Data section below:
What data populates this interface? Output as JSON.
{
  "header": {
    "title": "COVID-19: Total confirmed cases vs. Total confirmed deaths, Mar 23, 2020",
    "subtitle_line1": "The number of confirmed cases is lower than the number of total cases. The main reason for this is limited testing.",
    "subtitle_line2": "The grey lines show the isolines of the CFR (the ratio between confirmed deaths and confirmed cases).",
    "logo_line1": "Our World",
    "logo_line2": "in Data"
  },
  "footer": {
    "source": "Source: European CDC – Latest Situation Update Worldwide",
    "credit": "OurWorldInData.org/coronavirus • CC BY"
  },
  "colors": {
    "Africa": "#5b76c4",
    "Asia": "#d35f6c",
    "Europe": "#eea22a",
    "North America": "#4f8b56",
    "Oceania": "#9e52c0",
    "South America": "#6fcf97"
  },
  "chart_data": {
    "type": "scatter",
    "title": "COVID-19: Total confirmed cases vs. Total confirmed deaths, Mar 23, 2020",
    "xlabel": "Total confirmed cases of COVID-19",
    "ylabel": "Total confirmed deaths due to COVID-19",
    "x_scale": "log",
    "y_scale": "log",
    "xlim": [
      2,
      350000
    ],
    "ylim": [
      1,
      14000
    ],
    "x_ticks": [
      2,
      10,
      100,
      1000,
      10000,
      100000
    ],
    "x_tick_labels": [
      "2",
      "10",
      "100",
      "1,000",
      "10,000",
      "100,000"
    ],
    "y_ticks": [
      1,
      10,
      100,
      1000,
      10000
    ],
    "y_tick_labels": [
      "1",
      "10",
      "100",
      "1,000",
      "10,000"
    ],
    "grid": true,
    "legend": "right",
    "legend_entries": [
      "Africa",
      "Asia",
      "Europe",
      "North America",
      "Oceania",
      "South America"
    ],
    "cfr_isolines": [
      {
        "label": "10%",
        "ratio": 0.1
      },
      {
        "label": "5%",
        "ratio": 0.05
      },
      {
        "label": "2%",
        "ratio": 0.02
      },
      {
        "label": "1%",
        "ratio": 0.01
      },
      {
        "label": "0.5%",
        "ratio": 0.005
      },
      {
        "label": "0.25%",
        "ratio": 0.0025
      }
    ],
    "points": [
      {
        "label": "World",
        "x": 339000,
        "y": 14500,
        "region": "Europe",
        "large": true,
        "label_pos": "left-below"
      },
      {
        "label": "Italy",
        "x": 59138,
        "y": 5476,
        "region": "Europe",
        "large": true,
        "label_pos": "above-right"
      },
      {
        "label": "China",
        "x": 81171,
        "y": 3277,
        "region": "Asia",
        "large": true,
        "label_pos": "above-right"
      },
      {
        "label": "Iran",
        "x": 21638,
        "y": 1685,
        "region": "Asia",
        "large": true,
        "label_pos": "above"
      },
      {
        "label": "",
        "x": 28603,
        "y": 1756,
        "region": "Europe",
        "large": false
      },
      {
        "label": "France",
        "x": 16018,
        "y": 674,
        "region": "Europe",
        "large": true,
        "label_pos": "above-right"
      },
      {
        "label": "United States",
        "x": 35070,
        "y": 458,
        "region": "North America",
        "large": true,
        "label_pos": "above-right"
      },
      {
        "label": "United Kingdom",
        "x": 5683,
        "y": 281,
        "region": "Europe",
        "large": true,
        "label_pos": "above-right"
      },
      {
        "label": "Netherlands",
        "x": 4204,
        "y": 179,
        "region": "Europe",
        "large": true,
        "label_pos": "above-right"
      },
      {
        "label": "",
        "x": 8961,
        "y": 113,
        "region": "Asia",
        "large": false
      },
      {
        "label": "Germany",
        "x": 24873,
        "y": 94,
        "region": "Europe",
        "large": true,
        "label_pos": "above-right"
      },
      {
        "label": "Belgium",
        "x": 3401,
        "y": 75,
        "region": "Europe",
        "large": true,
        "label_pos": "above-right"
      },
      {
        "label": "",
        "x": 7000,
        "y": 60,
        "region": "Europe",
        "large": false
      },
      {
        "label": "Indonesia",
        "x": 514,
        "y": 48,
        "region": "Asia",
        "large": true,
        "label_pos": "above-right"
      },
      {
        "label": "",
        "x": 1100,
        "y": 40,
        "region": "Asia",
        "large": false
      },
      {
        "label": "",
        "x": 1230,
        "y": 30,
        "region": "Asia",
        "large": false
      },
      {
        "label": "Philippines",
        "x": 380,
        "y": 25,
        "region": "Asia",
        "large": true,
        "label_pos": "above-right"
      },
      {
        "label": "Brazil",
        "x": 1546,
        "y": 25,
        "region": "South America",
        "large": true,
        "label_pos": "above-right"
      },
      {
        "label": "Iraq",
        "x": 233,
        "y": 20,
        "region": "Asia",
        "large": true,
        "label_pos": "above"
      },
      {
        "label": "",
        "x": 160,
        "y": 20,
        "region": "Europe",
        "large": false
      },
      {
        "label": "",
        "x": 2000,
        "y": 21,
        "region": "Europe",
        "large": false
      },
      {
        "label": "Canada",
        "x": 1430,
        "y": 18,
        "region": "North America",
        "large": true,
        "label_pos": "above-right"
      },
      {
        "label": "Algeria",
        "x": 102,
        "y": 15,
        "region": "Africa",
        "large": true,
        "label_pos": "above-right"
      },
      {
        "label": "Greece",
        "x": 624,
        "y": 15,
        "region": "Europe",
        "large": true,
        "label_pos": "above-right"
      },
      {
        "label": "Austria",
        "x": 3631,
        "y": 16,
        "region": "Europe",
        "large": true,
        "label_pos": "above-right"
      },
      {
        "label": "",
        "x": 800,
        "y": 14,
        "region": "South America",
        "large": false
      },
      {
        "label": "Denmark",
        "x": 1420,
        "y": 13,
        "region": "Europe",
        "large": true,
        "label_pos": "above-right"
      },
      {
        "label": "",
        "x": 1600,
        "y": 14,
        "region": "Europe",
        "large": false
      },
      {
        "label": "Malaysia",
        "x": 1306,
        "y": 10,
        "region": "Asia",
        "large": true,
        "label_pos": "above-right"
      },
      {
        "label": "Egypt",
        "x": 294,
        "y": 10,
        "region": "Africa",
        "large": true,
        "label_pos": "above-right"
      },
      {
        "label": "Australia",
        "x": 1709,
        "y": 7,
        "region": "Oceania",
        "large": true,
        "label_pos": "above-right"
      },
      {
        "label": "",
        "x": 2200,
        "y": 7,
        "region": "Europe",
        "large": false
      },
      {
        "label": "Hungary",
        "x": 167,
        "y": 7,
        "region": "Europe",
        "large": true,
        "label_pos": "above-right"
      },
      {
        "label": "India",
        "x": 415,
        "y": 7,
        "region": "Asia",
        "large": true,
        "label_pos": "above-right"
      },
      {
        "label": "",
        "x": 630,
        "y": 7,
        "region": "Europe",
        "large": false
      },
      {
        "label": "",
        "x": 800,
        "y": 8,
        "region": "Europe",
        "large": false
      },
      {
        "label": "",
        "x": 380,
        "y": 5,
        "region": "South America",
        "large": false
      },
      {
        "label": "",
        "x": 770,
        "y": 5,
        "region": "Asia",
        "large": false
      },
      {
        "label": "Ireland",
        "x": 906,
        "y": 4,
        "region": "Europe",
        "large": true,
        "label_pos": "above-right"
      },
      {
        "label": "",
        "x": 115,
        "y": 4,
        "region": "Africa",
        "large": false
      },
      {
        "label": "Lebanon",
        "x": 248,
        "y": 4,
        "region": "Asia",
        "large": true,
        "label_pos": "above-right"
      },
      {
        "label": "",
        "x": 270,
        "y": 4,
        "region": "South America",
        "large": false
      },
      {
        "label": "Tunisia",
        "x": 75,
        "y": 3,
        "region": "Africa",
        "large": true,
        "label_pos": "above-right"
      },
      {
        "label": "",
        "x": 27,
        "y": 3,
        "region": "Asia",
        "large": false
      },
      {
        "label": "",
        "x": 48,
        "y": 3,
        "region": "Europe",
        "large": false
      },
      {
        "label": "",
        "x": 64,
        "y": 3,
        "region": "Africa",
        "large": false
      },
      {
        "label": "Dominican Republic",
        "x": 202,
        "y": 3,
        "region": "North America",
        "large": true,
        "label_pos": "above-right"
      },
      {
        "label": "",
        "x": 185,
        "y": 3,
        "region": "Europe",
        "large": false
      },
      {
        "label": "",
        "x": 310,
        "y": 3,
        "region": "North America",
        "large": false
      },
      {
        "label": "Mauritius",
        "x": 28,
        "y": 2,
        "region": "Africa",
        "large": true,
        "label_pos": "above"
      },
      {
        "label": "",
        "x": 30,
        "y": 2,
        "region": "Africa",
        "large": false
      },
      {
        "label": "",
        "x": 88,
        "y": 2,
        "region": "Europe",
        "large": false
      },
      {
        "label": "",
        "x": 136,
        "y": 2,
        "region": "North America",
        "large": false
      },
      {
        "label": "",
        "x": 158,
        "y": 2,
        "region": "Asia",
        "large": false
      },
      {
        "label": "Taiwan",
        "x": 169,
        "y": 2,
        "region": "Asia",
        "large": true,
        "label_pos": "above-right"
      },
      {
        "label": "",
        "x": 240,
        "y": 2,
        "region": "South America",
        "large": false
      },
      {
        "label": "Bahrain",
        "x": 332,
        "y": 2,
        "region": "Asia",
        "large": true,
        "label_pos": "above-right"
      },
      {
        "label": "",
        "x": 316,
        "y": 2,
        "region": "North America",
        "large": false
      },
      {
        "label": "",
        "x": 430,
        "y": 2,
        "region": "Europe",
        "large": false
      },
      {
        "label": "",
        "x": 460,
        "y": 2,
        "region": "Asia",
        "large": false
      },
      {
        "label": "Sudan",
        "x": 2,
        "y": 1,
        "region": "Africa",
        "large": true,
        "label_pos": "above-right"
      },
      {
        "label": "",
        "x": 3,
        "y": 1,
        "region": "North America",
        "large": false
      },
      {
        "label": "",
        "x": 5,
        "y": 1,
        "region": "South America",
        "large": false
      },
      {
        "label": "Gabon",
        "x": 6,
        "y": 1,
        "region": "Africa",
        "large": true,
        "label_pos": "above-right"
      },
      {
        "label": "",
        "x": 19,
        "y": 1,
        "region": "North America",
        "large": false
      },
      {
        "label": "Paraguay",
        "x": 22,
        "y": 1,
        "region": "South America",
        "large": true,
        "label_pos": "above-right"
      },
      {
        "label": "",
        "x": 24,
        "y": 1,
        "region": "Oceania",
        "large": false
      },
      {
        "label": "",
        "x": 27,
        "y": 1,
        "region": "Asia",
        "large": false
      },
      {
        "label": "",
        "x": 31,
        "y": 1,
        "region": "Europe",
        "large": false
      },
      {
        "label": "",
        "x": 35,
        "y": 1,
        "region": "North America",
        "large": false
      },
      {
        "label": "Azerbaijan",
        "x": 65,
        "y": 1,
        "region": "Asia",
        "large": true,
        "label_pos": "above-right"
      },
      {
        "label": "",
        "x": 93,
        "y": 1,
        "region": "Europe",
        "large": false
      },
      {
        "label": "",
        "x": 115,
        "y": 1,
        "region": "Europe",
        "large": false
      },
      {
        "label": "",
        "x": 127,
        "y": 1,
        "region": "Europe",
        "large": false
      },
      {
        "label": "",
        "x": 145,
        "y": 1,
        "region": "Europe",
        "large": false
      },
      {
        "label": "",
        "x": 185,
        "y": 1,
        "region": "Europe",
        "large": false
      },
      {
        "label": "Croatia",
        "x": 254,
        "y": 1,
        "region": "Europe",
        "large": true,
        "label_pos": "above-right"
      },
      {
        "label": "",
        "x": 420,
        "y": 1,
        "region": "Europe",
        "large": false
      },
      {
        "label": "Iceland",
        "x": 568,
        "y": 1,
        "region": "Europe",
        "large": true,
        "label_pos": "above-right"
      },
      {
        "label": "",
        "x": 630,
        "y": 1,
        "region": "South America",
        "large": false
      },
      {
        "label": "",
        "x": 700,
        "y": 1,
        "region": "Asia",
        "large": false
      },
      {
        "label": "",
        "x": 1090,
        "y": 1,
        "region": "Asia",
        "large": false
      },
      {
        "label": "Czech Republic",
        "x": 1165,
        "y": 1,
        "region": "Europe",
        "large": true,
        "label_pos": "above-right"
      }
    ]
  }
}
End of Data section.
Find the lines above with the word "ratio". Copy them out.

Completed exercise:
    "subtitle_line2": "The grey lines show the isolines of the CFR (the ratio between confirmed deaths and confirmed cases).",
        "ratio": 0.1
        "ratio": 0.05
        "ratio": 0.02
        "ratio": 0.01
        "ratio": 0.005
        "ratio": 0.0025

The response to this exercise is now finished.